→ Materials provided
--- Start ---

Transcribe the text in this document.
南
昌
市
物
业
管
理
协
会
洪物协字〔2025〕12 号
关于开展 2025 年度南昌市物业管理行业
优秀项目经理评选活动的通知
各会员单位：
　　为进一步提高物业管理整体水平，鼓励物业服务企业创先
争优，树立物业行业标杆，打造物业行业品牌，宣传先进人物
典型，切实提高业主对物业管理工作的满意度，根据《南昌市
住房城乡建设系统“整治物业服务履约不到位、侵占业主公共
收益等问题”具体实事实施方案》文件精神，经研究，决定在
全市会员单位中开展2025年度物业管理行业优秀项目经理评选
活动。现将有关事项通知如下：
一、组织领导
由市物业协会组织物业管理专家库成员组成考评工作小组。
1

--- End ---

→ What is being asked
Above are some records; repeat all of them exactly.

→ Task result
Transcribe the text in this document.
南
昌
市
物
业
管
理
协
会
洪物协字〔2025〕12 号
关于开展 2025 年度南昌市物业管理行业
优秀项目经理评选活动的通知
各会员单位：
　　为进一步提高物业管理整体水平，鼓励物业服务企业创先
争优，树立物业行业标杆，打造物业行业品牌，宣传先进人物
典型，切实提高业主对物业管理工作的满意度，根据《南昌市
住房城乡建设系统“整治物业服务履约不到位、侵占业主公共
收益等问题”具体实事实施方案》文件精神，经研究，决定在
全市会员单位中开展2025年度物业管理行业优秀项目经理评选
活动。现将有关事项通知如下：
一、组织领导
由市物业协会组织物业管理专家库成员组成考评工作小组。
1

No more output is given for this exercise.